>> Begin Source document

An investor checks the stock markets while on the floor at the Dubai Financial Market. Abu Dhabi’s benchmark stock index closed at the lowest level in almost seven months. Photographer: Andrew Parsons/Bloomberg News
An investor checks the stock markets while on the floor at the Dubai Financial Market. Abu Dhabi’s benchmark stock index closed at the lowest level in almost seven months. Photographer: Andrew Parsons/Bloomberg News

Sept. 27 (Bloomberg) -- Investors are shunning equity markets in the United Arab Emirates and turning to Abu Dhabi’s investment-grade bonds on concern Europe will struggle to contain its debt crisis.

The yield on Abu Dhabi government’s 5.5 percent dollar bond maturing April 2014 fell to a record 1.31 percent on Sept. 19, according to prices compiled by Bloomberg. The debt yielded 1.49 percent today. The rate is 334 basis points, or 3.34 percentage points, below the average yield on sovereign debt in the Middle East, the HSBC/NASDAQ Dubai Middle East Conventional Sovereign US Dollar Bond Index shows. Abu Dhabi’s benchmark stock index closed at the lowest level in almost seven months yesterday. It rose 0.5 percent today.

>> End Source document

- Set task 1
Convert the listing from the line with "Extract 31 of" to the line with "data-label: Sí xyxy=(215,96,230,115)" into a two-column CSV with the headers instruction and response, one row per listing, each field quoted and any line breaks turned into spaces. Leave the pictures out.

>> Begin Dataset extract

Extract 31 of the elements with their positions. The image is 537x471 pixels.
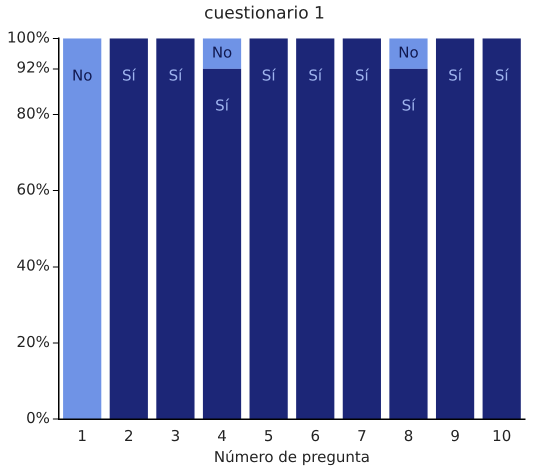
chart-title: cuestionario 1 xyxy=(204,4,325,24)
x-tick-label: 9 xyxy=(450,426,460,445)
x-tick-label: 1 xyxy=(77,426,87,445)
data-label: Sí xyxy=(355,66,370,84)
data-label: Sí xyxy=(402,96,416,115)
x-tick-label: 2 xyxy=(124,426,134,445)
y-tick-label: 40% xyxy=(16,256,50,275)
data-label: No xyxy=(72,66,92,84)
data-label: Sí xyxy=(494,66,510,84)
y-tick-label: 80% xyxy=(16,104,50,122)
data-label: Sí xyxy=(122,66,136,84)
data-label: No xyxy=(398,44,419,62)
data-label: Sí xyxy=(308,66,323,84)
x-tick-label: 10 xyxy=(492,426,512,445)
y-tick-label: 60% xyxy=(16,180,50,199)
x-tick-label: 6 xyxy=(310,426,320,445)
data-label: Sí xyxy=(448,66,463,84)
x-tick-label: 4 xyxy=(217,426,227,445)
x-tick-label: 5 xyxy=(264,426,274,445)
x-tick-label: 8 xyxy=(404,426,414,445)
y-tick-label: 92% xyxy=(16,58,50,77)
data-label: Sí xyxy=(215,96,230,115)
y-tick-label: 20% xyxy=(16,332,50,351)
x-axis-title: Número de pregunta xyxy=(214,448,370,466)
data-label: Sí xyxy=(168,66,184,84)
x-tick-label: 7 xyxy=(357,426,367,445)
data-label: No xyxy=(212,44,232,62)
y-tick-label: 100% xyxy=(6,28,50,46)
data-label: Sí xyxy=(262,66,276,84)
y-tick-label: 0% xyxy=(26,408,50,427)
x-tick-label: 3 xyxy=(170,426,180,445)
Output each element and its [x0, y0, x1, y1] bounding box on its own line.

>> End Dataset extract
>> Begin Dataset extract

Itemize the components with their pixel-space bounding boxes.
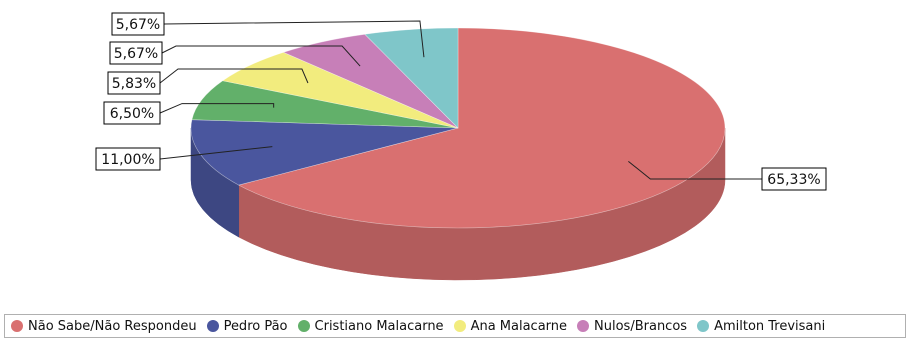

>> End Dataset extract

- Set task 2
Write out the passage of the stock market report from "Sept. 27 (Bloomberg)" to "0.5 percent today.", renaming "Abu Dhabi" as "Qatar" wherever it appears.

- Full output 1
instruction,response
"Extract 31 of the elements with their positions. The image is 537x471 pixels.","chart-title: cuestionario 1 xyxy=(204,4,325,24) x-tick-label: 9 xyxy=(450,426,460,445) x-tick-label: 1 xyxy=(77,426,87,445) data-label: Sí xyxy=(355,66,370,84) data-label: Sí xyxy=(402,96,416,115) x-tick-label: 2 xyxy=(124,426,134,445) y-tick-label: 40% xyxy=(16,256,50,275) data-label: No xyxy=(72,66,92,84) data-label: Sí xyxy=(494,66,510,84) y-tick-label: 80% xyxy=(16,104,50,122) data-label: Sí xyxy=(122,66,136,84) data-label: No xyxy=(398,44,419,62) data-label: Sí xyxy=(308,66,323,84) x-tick-label: 10 xyxy=(492,426,512,445) y-tick-label: 60% xyxy=(16,180,50,199) x-tick-label: 6 xyxy=(310,426,320,445) data-label: Sí xyxy=(448,66,463,84) x-tick-label: 4 xyxy=(217,426,227,445) x-tick-label: 5 xyxy=(264,426,274,445) x-tick-label: 8 xyxy=(404,426,414,445) y-tick-label: 92% xyxy=(16,58,50,77) data-label: Sí xyxy=(215,96,230,115)"

- Full output 2
Sept. 27 (Bloomberg) -- Investors are shunning equity markets in the United Arab Emirates and turning to Qatar’s investment-grade bonds on concern Europe will struggle to contain its debt crisis.

The yield on Qatar government’s 5.5 percent dollar bond maturing April 2014 fell to a record 1.31 percent on Sept. 19, according to prices compiled by Bloomberg. The debt yielded 1.49 percent today. The rate is 334 basis points, or 3.34 percentage points, below the average yield on sovereign debt in the Middle East, the HSBC/NASDAQ Dubai Middle East Conventional Sovereign US Dollar Bond Index shows. Qatar’s benchmark stock index closed at the lowest level in almost seven months yesterday. It rose 0.5 percent today.